## [Exercise objective]
Nothing but the lines from the one that contains "OCR this image." through the end of the listing should appear, set down exactly.

## [Source data]
^^^^^^^^^^^^^^^^

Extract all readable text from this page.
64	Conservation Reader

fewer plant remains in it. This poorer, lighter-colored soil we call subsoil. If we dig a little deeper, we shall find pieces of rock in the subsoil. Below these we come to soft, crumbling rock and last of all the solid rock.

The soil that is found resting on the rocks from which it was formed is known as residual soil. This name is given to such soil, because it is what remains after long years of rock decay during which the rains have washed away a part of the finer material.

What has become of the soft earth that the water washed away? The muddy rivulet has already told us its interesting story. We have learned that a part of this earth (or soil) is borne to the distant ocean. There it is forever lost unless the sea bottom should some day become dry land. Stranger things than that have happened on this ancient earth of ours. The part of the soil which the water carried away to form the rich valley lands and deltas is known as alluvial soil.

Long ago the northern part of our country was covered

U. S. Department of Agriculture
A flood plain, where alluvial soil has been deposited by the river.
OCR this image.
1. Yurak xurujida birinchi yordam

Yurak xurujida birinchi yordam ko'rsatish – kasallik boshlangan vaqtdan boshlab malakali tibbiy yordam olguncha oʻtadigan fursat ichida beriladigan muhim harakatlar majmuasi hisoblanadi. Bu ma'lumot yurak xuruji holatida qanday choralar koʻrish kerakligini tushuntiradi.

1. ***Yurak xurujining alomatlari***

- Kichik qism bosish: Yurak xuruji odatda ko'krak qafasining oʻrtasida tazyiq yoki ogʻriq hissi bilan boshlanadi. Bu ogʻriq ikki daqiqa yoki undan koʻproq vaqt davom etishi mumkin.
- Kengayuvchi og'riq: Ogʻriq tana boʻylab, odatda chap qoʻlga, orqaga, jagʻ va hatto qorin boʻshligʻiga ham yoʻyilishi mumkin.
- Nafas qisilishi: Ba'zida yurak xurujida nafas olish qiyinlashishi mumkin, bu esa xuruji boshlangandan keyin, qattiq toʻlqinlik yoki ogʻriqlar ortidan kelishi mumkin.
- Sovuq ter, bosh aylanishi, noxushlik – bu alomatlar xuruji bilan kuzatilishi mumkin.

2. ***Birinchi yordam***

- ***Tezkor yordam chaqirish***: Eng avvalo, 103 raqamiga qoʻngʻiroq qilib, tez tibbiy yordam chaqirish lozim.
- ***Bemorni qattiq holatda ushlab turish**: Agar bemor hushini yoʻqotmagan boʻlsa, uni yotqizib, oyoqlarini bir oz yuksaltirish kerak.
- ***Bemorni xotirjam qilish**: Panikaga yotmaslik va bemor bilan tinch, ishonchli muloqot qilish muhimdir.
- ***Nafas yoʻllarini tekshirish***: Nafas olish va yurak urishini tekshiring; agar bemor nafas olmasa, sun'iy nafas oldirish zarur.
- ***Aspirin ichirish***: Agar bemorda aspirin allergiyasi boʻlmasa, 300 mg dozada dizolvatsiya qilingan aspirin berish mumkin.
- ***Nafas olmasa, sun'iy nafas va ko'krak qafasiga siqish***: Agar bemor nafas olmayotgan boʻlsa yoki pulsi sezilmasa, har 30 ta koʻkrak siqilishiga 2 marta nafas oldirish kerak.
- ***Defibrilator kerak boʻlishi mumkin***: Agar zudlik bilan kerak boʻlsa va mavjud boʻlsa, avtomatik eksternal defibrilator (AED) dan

^^^^^^^^^^^^^^^^

## [Finished exercise]
OCR this image.
1. Yurak xurujida birinchi yordam

Yurak xurujida birinchi yordam ko'rsatish – kasallik boshlangan vaqtdan boshlab malakali tibbiy yordam olguncha oʻtadigan fursat ichida beriladigan muhim harakatlar majmuasi hisoblanadi. Bu ma'lumot yurak xuruji holatida qanday choralar koʻrish kerakligini tushuntiradi.

1. ***Yurak xurujining alomatlari***

- Kichik qism bosish: Yurak xuruji odatda ko'krak qafasining oʻrtasida tazyiq yoki ogʻriq hissi bilan boshlanadi. Bu ogʻriq ikki daqiqa yoki undan koʻproq vaqt davom etishi mumkin.
- Kengayuvchi og'riq: Ogʻriq tana boʻylab, odatda chap qoʻlga, orqaga, jagʻ va hatto qorin boʻshligʻiga ham yoʻyilishi mumkin.
- Nafas qisilishi: Ba'zida yurak xurujida nafas olish qiyinlashishi mumkin, bu esa xuruji boshlangandan keyin, qattiq toʻlqinlik yoki ogʻriqlar ortidan kelishi mumkin.
- Sovuq ter, bosh aylanishi, noxushlik – bu alomatlar xuruji bilan kuzatilishi mumkin.

2. ***Birinchi yordam***

- ***Tezkor yordam chaqirish***: Eng avvalo, 103 raqamiga qoʻngʻiroq qilib, tez tibbiy yordam chaqirish lozim.
- ***Bemorni qattiq holatda ushlab turish**: Agar bemor hushini yoʻqotmagan boʻlsa, uni yotqizib, oyoqlarini bir oz yuksaltirish kerak.
- ***Bemorni xotirjam qilish**: Panikaga yotmaslik va bemor bilan tinch, ishonchli muloqot qilish muhimdir.
- ***Nafas yoʻllarini tekshirish***: Nafas olish va yurak urishini tekshiring; agar bemor nafas olmasa, sun'iy nafas oldirish zarur.
- ***Aspirin ichirish***: Agar bemorda aspirin allergiyasi boʻlmasa, 300 mg dozada dizolvatsiya qilingan aspirin berish mumkin.
- ***Nafas olmasa, sun'iy nafas va ko'krak qafasiga siqish***: Agar bemor nafas olmayotgan boʻlsa yoki pulsi sezilmasa, har 30 ta koʻkrak siqilishiga 2 marta nafas oldirish kerak.
- ***Defibrilator kerak boʻlishi mumkin***: Agar zudlik bilan kerak boʻlsa va mavjud boʻlsa, avtomatik eksternal defibrilator (AED) dan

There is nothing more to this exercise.